__Problem statement__
Leaving out the pictures, transcribe all of the records faithfully.

Dataset items
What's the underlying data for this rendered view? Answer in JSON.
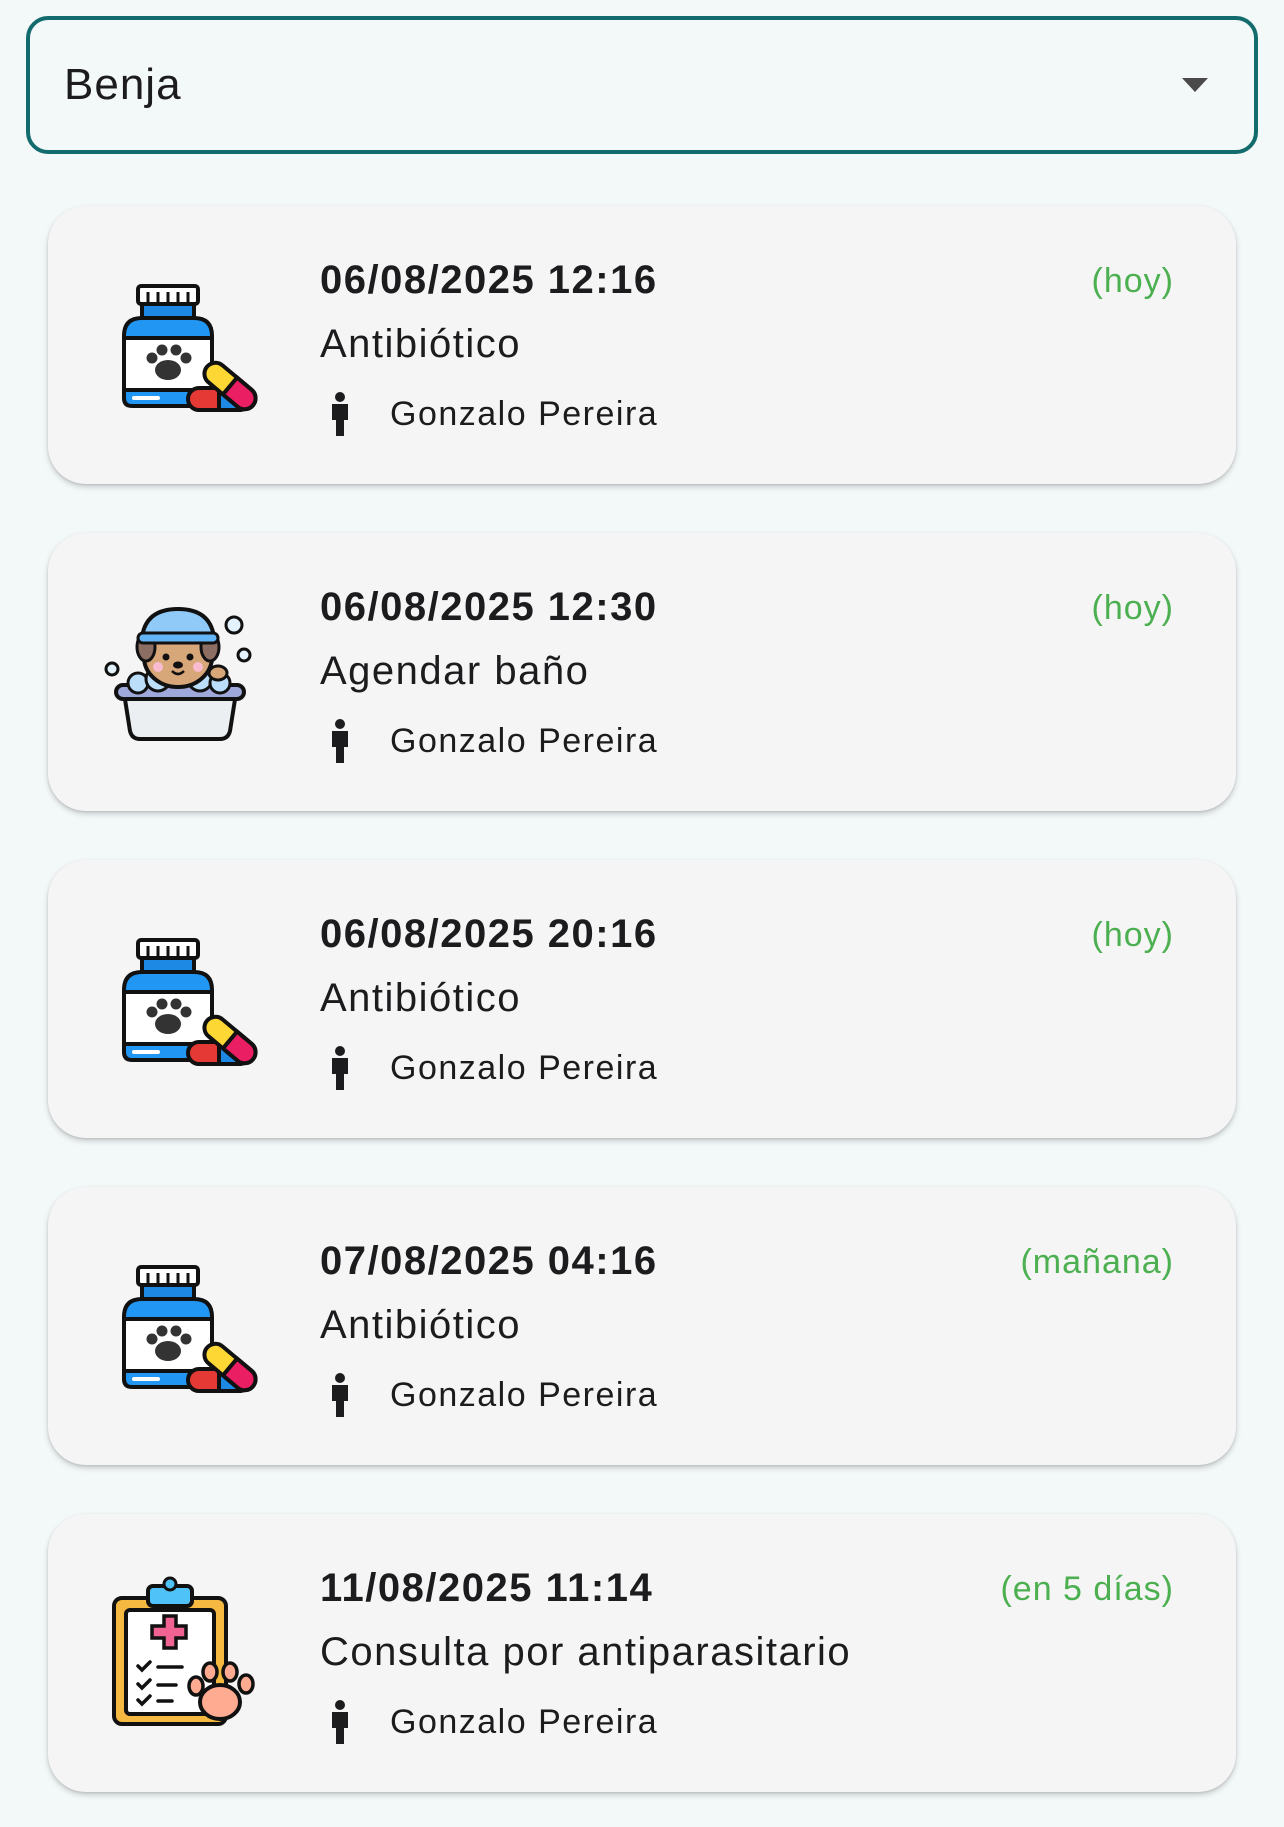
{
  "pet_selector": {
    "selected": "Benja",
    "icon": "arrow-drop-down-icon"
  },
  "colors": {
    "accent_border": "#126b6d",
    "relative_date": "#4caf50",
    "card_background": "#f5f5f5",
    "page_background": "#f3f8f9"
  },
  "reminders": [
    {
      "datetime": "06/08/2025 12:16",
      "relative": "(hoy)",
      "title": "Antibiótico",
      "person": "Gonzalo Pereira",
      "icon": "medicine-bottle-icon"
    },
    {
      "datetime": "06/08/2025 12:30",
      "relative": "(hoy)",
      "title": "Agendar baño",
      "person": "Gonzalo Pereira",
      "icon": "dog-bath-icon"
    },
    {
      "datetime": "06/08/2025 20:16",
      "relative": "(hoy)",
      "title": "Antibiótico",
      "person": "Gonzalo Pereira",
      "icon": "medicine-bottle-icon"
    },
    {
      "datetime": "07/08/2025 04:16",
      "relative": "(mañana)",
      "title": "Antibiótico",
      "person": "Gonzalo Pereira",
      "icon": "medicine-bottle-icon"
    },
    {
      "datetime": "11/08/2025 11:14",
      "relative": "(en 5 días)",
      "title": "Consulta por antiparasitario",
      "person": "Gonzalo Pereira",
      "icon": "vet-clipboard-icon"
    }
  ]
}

__Written solution__
What's the underlying data for this rendered view? Answer in JSON.
{
  "pet_selector": {
    "selected": "Benja",
    "icon": "arrow-drop-down-icon"
  },
  "colors": {
    "accent_border": "#126b6d",
    "relative_date": "#4caf50",
    "card_background": "#f5f5f5",
    "page_background": "#f3f8f9"
  },
  "reminders": [
    {
      "datetime": "06/08/2025 12:16",
      "relative": "(hoy)",
      "title": "Antibiótico",
      "person": "Gonzalo Pereira",
      "icon": "medicine-bottle-icon"
    },
    {
      "datetime": "06/08/2025 12:30",
      "relative": "(hoy)",
      "title": "Agendar baño",
      "person": "Gonzalo Pereira",
      "icon": "dog-bath-icon"
    },
    {
      "datetime": "06/08/2025 20:16",
      "relative": "(hoy)",
      "title": "Antibiótico",
      "person": "Gonzalo Pereira",
      "icon": "medicine-bottle-icon"
    },
    {
      "datetime": "07/08/2025 04:16",
      "relative": "(mañana)",
      "title": "Antibiótico",
      "person": "Gonzalo Pereira",
      "icon": "medicine-bottle-icon"
    },
    {
      "datetime": "11/08/2025 11:14",
      "relative": "(en 5 días)",
      "title": "Consulta por antiparasitario",
      "person": "Gonzalo Pereira",
      "icon": "vet-clipboard-icon"
    }
  ]
}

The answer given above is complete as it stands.